START

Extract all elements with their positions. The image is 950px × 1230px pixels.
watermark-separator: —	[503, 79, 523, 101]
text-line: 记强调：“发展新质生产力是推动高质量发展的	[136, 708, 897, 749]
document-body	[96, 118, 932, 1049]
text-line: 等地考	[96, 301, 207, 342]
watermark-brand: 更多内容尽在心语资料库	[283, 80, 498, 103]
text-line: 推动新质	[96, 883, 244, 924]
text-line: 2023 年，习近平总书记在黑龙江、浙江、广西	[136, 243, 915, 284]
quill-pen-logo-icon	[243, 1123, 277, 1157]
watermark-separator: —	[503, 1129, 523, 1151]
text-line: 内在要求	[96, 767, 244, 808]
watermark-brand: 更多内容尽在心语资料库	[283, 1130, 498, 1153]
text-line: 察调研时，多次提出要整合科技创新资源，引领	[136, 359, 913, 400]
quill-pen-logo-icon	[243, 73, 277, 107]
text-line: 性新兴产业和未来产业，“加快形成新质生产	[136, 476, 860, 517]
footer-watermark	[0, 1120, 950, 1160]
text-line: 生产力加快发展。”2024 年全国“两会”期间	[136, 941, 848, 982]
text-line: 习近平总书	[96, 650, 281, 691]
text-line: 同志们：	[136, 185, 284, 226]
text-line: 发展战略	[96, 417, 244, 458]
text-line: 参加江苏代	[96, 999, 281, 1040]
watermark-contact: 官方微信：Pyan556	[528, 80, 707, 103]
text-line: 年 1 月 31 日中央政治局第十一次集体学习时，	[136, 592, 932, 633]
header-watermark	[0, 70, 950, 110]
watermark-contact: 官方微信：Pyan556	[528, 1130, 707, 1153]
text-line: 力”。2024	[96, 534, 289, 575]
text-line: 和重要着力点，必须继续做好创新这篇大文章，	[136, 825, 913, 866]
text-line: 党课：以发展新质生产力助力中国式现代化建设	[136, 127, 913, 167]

END

WHAT THE TASK REQUIRES: Rewrite the lines from the start of the records through the line containing "1120, 950, 1160]", replacing "watermark-brand" with "brand-watermark" and leaving everything else unchanged.

TASK ANSWER:
Extract all elements with their positions. The image is 950px × 1230px pixels.
watermark-separator: —	[503, 79, 523, 101]
text-line: 记强调：“发展新质生产力是推动高质量发展的	[136, 708, 897, 749]
document-body	[96, 118, 932, 1049]
text-line: 等地考	[96, 301, 207, 342]
brand-watermark: 更多内容尽在心语资料库	[283, 80, 498, 103]
text-line: 推动新质	[96, 883, 244, 924]
text-line: 2023 年，习近平总书记在黑龙江、浙江、广西	[136, 243, 915, 284]
quill-pen-logo-icon	[243, 1123, 277, 1157]
watermark-separator: —	[503, 1129, 523, 1151]
text-line: 内在要求	[96, 767, 244, 808]
brand-watermark: 更多内容尽在心语资料库	[283, 1130, 498, 1153]
text-line: 察调研时，多次提出要整合科技创新资源，引领	[136, 359, 913, 400]
quill-pen-logo-icon	[243, 73, 277, 107]
text-line: 性新兴产业和未来产业，“加快形成新质生产	[136, 476, 860, 517]
footer-watermark	[0, 1120, 950, 1160]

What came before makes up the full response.